To be done
Report how many lines of the entries below contain the word "xlabel", and nothing more.

________________________________________

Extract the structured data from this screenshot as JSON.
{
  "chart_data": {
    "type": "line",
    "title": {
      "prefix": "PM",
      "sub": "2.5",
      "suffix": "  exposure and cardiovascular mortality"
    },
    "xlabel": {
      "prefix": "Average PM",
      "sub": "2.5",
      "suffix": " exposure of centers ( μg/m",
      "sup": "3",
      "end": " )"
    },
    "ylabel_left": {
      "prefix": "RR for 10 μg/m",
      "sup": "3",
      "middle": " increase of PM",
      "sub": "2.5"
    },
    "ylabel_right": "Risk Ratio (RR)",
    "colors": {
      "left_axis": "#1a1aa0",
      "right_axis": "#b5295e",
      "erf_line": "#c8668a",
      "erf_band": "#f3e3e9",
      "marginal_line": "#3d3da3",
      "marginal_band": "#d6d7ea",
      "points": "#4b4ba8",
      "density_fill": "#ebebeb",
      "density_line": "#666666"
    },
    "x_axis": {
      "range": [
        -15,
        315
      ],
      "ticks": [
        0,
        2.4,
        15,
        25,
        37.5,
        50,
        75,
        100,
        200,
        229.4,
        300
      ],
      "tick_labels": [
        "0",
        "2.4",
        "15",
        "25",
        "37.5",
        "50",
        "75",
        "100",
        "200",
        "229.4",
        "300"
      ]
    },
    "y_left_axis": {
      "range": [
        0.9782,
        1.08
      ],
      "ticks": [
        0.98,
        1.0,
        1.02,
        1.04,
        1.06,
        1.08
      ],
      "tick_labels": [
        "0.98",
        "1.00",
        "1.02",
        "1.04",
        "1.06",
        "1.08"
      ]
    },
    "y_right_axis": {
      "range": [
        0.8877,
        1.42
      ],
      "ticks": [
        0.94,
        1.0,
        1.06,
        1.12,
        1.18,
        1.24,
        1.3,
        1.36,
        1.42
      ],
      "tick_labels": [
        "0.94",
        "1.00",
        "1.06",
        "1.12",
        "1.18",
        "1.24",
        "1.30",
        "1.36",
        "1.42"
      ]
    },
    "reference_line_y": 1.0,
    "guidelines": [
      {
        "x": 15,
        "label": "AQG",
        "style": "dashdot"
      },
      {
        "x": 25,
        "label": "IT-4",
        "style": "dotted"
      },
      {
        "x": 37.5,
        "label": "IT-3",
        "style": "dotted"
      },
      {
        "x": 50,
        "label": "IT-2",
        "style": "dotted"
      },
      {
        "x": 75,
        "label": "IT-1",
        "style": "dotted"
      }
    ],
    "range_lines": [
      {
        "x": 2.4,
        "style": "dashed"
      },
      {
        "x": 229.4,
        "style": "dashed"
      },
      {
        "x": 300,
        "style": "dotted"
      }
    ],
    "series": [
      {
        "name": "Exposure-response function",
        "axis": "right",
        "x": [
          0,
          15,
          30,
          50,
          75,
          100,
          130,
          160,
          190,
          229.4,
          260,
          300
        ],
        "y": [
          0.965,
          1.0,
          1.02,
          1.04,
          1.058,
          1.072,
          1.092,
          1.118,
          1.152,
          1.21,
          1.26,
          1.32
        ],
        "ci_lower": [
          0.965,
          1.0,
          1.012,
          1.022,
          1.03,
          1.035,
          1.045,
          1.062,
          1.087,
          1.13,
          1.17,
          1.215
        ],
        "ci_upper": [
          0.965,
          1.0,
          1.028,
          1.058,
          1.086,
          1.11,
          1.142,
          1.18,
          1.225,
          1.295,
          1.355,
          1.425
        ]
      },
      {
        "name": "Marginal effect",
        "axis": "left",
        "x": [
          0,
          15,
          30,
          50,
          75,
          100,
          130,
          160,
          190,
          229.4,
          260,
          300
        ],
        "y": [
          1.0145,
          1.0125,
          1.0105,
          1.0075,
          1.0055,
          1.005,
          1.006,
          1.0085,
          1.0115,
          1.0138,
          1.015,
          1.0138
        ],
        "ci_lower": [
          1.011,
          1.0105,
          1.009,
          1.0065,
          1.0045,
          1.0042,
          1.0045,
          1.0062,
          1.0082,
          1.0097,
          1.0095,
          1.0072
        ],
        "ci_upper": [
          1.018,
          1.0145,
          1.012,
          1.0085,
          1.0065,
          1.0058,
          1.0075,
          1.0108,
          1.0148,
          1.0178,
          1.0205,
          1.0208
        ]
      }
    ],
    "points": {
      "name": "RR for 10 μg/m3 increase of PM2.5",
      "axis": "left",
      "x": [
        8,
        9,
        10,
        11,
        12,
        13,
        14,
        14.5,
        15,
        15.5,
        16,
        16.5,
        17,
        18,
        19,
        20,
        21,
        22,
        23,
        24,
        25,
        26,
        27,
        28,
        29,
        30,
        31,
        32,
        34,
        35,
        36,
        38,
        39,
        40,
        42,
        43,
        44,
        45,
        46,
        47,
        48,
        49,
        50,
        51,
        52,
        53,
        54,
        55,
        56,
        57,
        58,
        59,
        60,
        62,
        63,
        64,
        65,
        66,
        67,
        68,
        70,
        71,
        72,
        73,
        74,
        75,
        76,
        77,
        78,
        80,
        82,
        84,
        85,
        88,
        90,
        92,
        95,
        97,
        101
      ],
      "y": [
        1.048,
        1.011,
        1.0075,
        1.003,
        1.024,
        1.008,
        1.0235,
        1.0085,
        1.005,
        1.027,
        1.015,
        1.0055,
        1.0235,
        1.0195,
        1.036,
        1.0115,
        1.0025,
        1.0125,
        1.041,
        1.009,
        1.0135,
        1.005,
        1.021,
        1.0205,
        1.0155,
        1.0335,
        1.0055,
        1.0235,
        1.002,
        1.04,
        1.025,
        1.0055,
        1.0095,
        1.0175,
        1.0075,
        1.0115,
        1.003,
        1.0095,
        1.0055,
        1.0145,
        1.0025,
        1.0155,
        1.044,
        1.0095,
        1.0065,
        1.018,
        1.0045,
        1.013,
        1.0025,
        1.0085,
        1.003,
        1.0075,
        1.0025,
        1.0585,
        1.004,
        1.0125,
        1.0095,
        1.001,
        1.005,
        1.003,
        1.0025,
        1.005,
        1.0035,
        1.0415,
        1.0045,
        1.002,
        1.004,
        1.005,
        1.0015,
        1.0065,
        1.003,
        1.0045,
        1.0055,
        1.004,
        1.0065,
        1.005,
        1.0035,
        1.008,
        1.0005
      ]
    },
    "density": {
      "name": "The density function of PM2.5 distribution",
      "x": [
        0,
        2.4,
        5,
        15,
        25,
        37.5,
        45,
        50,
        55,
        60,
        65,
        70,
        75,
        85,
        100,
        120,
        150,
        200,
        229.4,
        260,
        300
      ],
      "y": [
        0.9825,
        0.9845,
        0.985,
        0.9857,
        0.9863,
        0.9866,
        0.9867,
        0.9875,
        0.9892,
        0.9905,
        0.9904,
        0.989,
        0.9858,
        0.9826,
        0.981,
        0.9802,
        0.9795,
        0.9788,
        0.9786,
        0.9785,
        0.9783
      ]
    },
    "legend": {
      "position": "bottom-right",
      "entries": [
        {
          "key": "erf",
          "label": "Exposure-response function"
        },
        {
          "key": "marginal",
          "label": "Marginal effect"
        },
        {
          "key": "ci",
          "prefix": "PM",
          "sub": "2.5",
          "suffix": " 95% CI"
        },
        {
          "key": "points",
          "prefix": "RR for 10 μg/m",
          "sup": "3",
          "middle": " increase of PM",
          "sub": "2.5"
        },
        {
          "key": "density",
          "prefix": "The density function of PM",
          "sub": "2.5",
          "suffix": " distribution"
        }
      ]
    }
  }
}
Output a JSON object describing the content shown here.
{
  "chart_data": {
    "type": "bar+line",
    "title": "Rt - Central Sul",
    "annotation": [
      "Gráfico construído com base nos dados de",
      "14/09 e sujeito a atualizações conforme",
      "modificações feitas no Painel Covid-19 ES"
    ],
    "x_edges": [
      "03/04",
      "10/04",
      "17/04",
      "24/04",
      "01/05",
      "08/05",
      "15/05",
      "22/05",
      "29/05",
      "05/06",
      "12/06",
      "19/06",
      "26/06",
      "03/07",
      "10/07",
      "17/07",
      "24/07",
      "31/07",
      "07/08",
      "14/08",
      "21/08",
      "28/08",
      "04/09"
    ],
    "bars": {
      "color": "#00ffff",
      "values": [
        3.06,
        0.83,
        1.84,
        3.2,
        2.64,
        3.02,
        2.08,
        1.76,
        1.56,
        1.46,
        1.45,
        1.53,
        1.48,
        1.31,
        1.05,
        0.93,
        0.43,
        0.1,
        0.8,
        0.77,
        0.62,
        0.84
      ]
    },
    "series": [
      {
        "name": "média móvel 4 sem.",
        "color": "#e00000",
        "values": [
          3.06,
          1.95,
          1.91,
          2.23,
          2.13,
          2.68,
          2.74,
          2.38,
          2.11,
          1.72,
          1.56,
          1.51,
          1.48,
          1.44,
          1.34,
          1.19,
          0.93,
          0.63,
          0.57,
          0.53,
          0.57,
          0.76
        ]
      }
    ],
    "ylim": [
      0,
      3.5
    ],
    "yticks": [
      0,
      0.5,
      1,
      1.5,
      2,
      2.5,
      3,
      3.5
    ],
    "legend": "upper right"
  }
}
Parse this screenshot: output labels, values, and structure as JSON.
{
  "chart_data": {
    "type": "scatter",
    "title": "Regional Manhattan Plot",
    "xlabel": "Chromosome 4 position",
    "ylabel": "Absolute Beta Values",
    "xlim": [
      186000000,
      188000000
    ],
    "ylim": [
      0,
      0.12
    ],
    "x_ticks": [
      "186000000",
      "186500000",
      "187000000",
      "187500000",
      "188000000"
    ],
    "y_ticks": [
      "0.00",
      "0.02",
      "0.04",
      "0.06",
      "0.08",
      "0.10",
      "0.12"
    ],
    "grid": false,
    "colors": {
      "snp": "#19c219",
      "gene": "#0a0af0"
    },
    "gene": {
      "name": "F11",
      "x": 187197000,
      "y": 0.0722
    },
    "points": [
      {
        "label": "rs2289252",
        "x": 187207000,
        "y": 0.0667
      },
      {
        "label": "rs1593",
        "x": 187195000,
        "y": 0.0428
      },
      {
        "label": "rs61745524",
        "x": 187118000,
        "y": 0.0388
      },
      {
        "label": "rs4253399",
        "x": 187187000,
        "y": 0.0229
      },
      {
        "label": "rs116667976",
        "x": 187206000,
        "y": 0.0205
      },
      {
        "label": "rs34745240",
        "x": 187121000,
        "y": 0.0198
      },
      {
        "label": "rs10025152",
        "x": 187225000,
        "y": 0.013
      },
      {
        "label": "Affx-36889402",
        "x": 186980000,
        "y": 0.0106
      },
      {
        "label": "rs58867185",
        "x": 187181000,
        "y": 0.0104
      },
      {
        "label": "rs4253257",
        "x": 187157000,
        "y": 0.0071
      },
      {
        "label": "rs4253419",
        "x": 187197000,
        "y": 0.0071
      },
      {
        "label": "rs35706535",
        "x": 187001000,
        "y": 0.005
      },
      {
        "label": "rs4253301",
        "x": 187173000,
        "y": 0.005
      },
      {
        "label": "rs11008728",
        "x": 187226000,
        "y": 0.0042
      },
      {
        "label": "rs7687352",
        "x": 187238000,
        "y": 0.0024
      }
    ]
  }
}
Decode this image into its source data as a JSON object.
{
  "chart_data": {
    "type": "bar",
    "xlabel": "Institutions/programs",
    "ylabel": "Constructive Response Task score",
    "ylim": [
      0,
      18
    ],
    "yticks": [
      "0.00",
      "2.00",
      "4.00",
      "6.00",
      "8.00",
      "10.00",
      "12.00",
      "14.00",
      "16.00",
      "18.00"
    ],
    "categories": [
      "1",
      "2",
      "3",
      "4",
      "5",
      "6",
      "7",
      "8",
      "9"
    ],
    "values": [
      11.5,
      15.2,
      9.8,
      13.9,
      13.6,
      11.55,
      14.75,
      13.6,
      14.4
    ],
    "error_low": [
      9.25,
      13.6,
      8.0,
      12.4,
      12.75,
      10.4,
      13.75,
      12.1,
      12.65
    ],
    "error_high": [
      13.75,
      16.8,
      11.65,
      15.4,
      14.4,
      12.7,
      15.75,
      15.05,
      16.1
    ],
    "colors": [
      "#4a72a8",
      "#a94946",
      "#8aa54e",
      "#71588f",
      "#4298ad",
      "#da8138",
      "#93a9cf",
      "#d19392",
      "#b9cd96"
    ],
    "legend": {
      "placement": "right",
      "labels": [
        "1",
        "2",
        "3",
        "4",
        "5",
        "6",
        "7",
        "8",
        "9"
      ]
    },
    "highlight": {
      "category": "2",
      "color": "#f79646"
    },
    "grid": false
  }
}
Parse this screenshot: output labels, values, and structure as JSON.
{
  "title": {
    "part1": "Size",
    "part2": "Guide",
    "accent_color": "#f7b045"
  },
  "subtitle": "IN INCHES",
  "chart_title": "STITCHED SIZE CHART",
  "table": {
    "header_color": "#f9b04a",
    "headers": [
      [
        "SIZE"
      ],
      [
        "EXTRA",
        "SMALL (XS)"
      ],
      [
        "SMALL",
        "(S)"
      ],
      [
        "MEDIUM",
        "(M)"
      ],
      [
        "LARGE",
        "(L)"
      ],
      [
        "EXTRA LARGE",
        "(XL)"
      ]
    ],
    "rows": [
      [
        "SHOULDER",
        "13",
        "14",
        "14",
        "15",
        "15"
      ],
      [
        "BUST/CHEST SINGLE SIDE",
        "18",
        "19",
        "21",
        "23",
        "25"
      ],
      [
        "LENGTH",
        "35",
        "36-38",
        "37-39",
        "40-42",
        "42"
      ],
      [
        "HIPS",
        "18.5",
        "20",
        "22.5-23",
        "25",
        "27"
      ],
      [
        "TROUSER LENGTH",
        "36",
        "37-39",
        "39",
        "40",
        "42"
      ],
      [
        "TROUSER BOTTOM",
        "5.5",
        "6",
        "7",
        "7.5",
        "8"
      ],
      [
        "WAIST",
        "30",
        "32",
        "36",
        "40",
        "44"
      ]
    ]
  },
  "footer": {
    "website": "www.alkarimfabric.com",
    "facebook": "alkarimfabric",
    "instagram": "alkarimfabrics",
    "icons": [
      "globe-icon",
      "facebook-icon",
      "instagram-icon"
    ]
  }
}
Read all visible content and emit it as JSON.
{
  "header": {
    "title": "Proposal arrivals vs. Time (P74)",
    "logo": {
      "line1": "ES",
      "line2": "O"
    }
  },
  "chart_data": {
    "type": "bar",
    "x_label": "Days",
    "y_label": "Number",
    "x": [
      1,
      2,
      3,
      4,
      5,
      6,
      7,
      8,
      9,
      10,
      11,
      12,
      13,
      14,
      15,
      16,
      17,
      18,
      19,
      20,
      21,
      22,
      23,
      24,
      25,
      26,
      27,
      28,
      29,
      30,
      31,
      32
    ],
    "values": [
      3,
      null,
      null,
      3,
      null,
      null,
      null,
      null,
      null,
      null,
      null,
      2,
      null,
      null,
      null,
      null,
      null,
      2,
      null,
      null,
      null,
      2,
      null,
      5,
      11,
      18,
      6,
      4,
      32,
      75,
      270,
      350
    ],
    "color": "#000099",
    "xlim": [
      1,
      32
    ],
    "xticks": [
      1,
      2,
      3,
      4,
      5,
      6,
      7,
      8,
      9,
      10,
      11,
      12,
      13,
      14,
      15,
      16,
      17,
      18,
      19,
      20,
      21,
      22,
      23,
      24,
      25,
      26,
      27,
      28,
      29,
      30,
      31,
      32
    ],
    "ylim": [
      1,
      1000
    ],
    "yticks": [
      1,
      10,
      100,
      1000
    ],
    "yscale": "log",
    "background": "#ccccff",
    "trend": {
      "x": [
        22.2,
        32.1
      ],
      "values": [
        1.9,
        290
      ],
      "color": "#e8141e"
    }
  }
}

________________________________________

Exercise output
3